* _DESCRIPTION OF THE TASK_
Search the material for the string "ylabel", then return every line where it is found.

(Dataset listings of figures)
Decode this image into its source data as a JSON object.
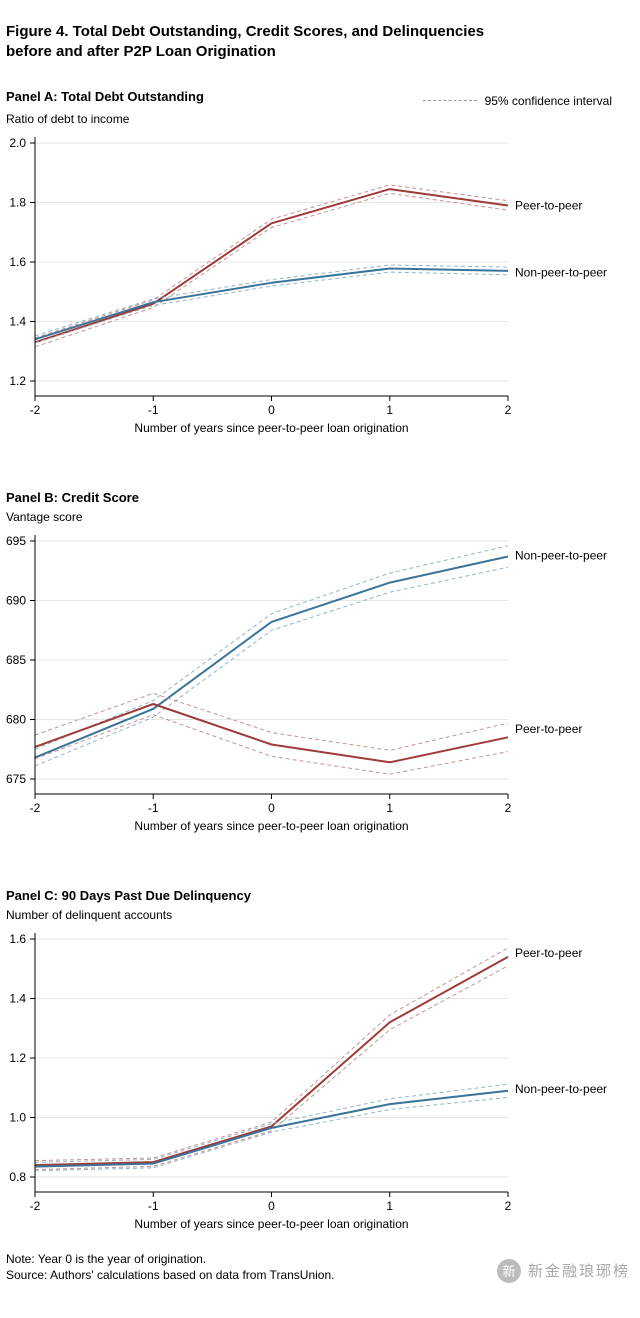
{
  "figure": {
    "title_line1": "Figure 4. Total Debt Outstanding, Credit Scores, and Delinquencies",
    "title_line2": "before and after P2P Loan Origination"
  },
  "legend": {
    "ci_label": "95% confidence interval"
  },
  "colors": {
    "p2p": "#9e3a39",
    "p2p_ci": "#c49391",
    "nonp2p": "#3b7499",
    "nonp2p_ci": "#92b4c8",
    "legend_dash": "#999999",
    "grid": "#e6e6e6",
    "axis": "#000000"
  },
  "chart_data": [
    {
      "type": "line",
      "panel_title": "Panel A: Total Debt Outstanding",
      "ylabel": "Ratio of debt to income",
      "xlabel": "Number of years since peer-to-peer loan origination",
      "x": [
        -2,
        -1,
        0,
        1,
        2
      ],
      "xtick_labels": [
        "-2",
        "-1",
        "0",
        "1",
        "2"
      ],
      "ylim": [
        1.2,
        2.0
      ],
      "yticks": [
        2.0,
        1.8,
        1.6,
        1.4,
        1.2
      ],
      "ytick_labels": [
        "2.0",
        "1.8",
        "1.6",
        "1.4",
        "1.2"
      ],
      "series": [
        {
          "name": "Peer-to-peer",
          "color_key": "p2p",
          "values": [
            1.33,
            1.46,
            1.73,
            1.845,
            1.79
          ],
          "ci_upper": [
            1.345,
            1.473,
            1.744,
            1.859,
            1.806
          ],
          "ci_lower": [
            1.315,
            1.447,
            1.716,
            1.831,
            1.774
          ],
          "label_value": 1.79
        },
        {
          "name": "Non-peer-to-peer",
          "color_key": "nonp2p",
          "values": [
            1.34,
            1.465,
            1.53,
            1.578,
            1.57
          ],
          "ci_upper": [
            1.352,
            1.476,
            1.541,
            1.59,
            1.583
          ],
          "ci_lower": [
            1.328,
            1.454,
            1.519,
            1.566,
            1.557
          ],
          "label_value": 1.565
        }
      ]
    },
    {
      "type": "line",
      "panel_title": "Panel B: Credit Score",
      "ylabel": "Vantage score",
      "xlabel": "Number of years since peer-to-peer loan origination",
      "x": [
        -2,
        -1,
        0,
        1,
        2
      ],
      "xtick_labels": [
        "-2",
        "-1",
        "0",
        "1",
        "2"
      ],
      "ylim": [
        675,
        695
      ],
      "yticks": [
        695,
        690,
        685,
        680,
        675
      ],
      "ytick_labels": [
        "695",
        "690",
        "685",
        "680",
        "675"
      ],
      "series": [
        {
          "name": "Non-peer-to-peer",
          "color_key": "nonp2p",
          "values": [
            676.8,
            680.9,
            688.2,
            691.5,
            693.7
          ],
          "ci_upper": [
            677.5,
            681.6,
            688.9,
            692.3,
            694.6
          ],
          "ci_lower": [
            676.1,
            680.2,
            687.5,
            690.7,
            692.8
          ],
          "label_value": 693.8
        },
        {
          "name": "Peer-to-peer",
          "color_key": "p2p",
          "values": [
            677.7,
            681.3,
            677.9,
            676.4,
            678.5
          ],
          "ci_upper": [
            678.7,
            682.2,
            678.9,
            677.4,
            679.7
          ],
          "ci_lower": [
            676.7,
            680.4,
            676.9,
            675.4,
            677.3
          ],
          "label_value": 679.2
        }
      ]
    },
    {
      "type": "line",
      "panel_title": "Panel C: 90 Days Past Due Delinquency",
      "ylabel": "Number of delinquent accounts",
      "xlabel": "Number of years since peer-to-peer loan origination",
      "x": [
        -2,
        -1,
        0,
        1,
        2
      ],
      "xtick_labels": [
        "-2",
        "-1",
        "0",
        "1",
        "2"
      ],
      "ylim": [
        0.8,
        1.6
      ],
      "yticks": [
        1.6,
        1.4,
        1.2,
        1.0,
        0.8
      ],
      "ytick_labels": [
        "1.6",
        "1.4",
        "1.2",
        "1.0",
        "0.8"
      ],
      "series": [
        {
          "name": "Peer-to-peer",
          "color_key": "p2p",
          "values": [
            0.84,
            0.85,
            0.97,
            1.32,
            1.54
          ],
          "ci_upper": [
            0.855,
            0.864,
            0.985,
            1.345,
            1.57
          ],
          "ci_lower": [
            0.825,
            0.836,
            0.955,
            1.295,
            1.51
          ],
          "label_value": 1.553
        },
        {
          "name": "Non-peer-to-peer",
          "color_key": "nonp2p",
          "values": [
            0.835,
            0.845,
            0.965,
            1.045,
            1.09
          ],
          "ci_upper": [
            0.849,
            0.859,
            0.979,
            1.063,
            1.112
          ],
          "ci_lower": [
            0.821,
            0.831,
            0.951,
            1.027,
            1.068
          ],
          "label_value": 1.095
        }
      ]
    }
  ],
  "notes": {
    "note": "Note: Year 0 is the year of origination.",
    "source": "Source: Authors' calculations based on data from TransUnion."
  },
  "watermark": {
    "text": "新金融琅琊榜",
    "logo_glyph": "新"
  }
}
==
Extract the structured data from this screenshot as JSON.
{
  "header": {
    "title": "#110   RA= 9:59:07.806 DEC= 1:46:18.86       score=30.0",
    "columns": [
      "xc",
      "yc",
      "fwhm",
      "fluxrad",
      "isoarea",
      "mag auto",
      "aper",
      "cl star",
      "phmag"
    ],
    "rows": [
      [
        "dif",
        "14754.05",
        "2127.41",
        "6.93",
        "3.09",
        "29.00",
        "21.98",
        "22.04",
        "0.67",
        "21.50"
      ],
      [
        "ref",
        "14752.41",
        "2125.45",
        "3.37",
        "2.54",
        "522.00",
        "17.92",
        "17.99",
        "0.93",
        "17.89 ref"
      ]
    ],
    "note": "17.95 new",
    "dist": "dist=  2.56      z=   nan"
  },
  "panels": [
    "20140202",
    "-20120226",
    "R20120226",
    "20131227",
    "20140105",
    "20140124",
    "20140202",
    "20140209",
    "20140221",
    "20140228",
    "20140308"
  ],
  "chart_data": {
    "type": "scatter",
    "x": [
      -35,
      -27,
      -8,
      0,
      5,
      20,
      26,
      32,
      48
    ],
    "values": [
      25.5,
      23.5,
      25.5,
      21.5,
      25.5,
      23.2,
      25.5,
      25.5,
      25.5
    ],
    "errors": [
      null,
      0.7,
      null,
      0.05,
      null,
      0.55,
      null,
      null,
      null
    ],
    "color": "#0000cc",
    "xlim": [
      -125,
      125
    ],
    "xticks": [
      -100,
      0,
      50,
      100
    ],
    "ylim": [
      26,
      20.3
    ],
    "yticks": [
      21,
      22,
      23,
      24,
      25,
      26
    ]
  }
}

* _CORRECT OUTPUT_
      "ylabel": "Ratio of debt to income",
      "ylabel": "Vantage score",
      "ylabel": "Number of delinquent accounts",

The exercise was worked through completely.